Task objective —
Render every line of the material below as a numbered list, leaving out blank lines. Do not include the pictures in your answer.

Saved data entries
★ ★ ★ ★ ★
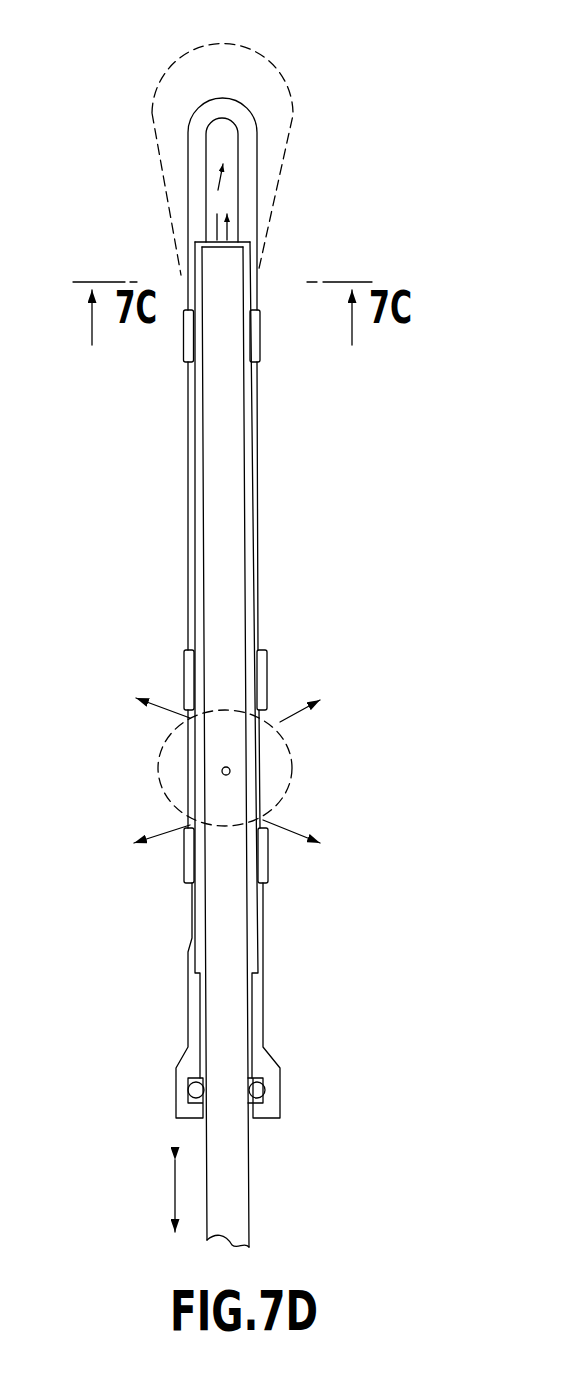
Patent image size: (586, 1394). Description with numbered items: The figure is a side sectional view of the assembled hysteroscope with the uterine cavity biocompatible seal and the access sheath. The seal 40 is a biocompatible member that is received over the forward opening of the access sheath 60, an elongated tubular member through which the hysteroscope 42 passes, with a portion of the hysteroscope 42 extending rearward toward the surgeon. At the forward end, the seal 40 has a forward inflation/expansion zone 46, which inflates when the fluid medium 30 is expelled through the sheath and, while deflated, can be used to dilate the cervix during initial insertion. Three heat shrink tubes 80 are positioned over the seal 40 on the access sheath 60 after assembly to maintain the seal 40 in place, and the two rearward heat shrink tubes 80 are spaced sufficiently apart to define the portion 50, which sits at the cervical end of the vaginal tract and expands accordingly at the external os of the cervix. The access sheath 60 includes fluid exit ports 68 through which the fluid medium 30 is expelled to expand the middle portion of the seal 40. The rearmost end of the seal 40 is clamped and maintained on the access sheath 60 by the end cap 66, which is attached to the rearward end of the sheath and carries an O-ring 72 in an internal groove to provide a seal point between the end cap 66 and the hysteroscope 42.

The fluid medium 30 is at (216, 140).
The seal 40 is at (256, 126).
The hysteroscope 42 is at (215, 453).
The forward inflation/expansion zone 46 is at (146, 111).
The portion 50 is at (152, 758).
The access sheath 60 is at (195, 482).
The end cap 66 is at (189, 1007).
The fluid exit ports 68 is at (227, 766).
The O-ring 72 is at (271, 1076).
The heat shrink tubes 80 is at (177, 345).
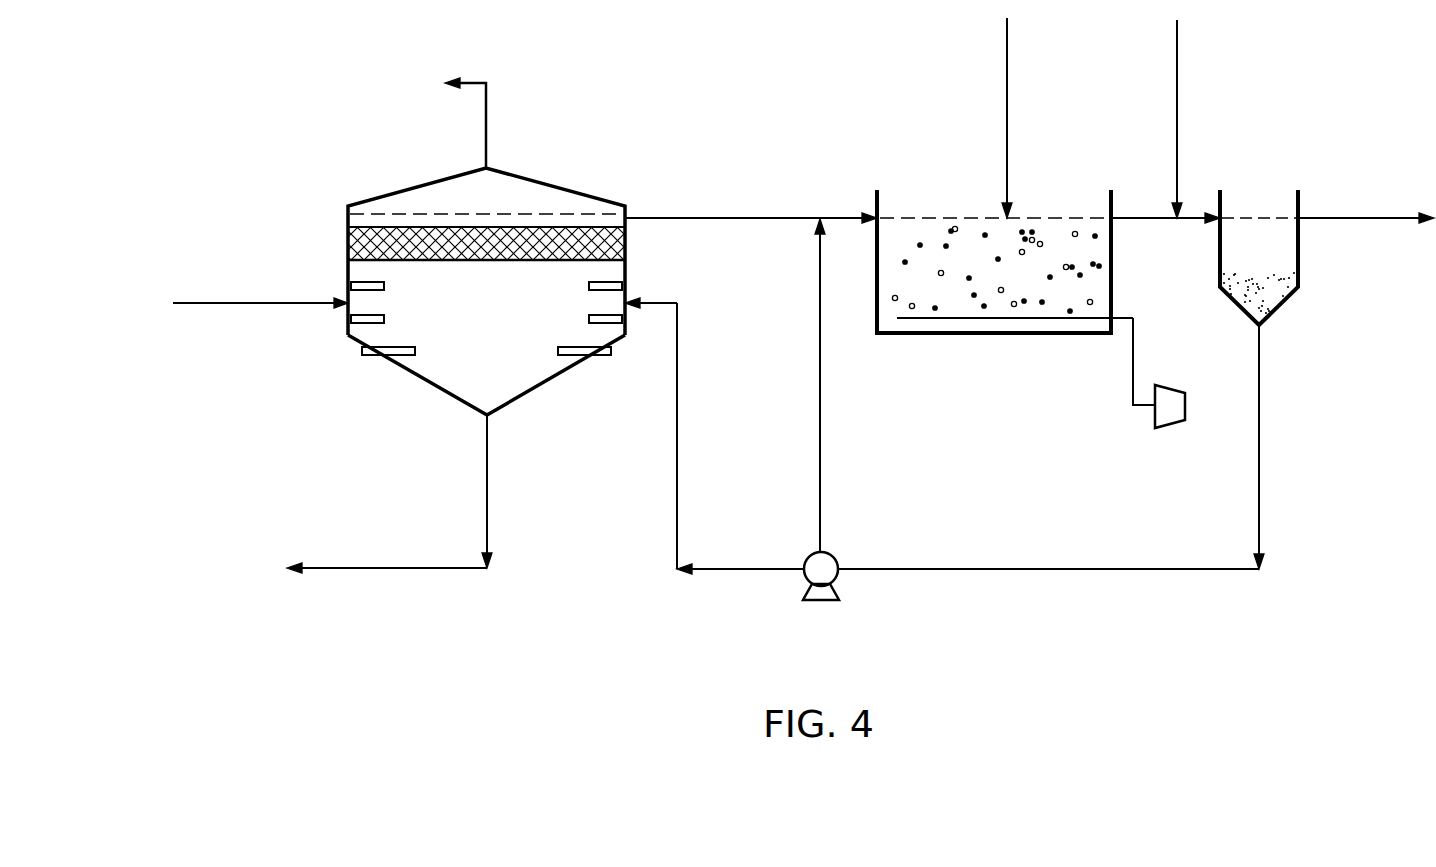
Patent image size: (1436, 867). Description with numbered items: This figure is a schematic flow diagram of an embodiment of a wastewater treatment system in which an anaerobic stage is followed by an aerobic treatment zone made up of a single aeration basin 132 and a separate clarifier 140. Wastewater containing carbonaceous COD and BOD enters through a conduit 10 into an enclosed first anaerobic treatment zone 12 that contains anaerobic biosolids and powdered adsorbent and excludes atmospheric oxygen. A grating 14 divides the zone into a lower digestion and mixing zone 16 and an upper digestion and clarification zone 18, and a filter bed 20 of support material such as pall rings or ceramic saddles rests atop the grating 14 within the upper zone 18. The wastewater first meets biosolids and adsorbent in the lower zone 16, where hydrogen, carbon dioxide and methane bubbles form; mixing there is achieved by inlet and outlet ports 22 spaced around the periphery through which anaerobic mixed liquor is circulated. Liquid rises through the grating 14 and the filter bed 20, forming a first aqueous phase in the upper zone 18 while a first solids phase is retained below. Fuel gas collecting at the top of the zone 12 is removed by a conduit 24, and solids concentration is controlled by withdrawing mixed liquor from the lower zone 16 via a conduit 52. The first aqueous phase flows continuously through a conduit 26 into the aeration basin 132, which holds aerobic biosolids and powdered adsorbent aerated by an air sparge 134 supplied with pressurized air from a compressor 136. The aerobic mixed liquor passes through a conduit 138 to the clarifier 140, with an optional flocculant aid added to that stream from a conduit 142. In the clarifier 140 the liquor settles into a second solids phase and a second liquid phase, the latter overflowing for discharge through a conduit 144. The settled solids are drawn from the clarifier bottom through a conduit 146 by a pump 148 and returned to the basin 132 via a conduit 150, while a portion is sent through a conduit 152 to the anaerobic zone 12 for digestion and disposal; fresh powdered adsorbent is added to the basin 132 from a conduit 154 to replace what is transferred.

The conduit 10 is at (294, 302).
The first anaerobic treatment zone 12 is at (415, 192).
The grating 14 is at (612, 265).
The lower digestion and mixing zone 16 is at (505, 326).
The upper digestion and clarification zone 18 is at (505, 219).
The filter bed 20 is at (626, 239).
The inlet and outlet ports 22 is at (367, 292).
The conduit 24 is at (488, 127).
The conduit 26 is at (789, 215).
The conduit 52 is at (489, 492).
The aeration basin 132 is at (907, 334).
The air sparge 134 is at (978, 320).
The compressor 136 is at (1177, 385).
The conduit 138 is at (1140, 220).
The clarifier 140 is at (1299, 260).
The conduit 142 is at (1179, 70).
The conduit 144 is at (1346, 217).
The conduit 146 is at (1262, 450).
The pump 148 is at (827, 555).
The conduit 150 is at (819, 386).
The conduit 152 is at (679, 472).
The conduit 154 is at (1005, 65).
★ ★ ★ ★ ★
Written reply —
1. Patent image size: (586, 1394). Description with numbered items: The figure is a side sectional view of the assembled hysteroscope with the uterine cavity biocompatible seal and the access sheath. The seal 40 is a biocompatible member that is received over the forward opening of the access sheath 60, an elongated tubular member through which the hysteroscope 42 passes, with a portion of the hysteroscope 42 extending rearward toward the surgeon. At the forward end, the seal 40 has a forward inflation/expansion zone 46, which inflates when the fluid medium 30 is expelled through the sheath and, while deflated, can be used to dilate the cervix during initial insertion. Three heat shrink tubes 80 are positioned over the seal 40 on the access sheath 60 after assembly to maintain the seal 40 in place, and the two rearward heat shrink tubes 80 are spaced sufficiently apart to define the portion 50, which sits at the cervical end of the vaginal tract and expands accordingly at the external os of the cervix. The access sheath 60 includes fluid exit ports 68 through which the fluid medium 30 is expelled to expand the middle portion of the seal 40. The rearmost end of the seal 40 is clamped and maintained on the access sheath 60 by the end cap 66, which is attached to the rearward end of the sheath and carries an O-ring 72 in an internal groove to provide a seal point between the end cap 66 and the hysteroscope 42.
2. The fluid medium 30 is at (216, 140).
3. The seal 40 is at (256, 126).
4. The hysteroscope 42 is at (215, 453).
5. The forward inflation/expansion zone 46 is at (146, 111).
6. The portion 50 is at (152, 758).
7. The access sheath 60 is at (195, 482).
8. The end cap 66 is at (189, 1007).
9. The fluid exit ports 68 is at (227, 766).
10. The O-ring 72 is at (271, 1076).
11. The heat shrink tubes 80 is at (177, 345).
12. Patent image size: (1436, 867). Description with numbered items: This figure is a schematic flow diagram of an embodiment of a wastewater treatment system in which an anaerobic stage is followed by an aerobic treatment zone made up of a single aeration basin 132 and a separate clarifier 140. Wastewater containing carbonaceous COD and BOD enters through a conduit 10 into an enclosed first anaerobic treatment zone 12 that contains anaerobic biosolids and powdered adsorbent and excludes atmospheric oxygen. A grating 14 divides the zone into a lower digestion and mixing zone 16 and an upper digestion and clarification zone 18, and a filter bed 20 of support material such as pall rings or ceramic saddles rests atop the grating 14 within the upper zone 18. The wastewater first meets biosolids and adsorbent in the lower zone 16, where hydrogen, carbon dioxide and methane bubbles form; mixing there is achieved by inlet and outlet ports 22 spaced around the periphery through which anaerobic mixed liquor is circulated. Liquid rises through the grating 14 and the filter bed 20, forming a first aqueous phase in the upper zone 18 while a first solids phase is retained below. Fuel gas collecting at the top of the zone 12 is removed by a conduit 24, and solids concentration is controlled by withdrawing mixed liquor from the lower zone 16 via a conduit 52. The first aqueous phase flows continuously through a conduit 26 into the aeration basin 132, which holds aerobic biosolids and powdered adsorbent aerated by an air sparge 134 supplied with pressurized air from a compressor 136. The aerobic mixed liquor passes through a conduit 138 to the clarifier 140, with an optional flocculant aid added to that stream from a conduit 142. In the clarifier 140 the liquor settles into a second solids phase and a second liquid phase, the latter overflowing for discharge through a conduit 144. The settled solids are drawn from the clarifier bottom through a conduit 146 by a pump 148 and returned to the basin 132 via a conduit 150, while a portion is sent through a conduit 152 to the anaerobic zone 12 for digestion and disposal; fresh powdered adsorbent is added to the basin 132 from a conduit 154 to replace what is transferred.
13. The conduit 10 is at (294, 302).
14. The first anaerobic treatment zone 12 is at (415, 192).
15. The grating 14 is at (612, 265).
16. The lower digestion and mixing zone 16 is at (505, 326).
17. The upper digestion and clarification zone 18 is at (505, 219).
18. The filter bed 20 is at (626, 239).
19. The inlet and outlet ports 22 is at (367, 292).
20. The conduit 24 is at (488, 127).
21. The conduit 26 is at (789, 215).
22. The conduit 52 is at (489, 492).
23. The aeration basin 132 is at (907, 334).
24. The air sparge 134 is at (978, 320).
25. The compressor 136 is at (1177, 385).
26. The conduit 138 is at (1140, 220).
27. The clarifier 140 is at (1299, 260).
28. The conduit 142 is at (1179, 70).
29. The conduit 144 is at (1346, 217).
30. The conduit 146 is at (1262, 450).
31. The pump 148 is at (827, 555).
32. The conduit 150 is at (819, 386).
33. The conduit 152 is at (679, 472).
34. The conduit 154 is at (1005, 65).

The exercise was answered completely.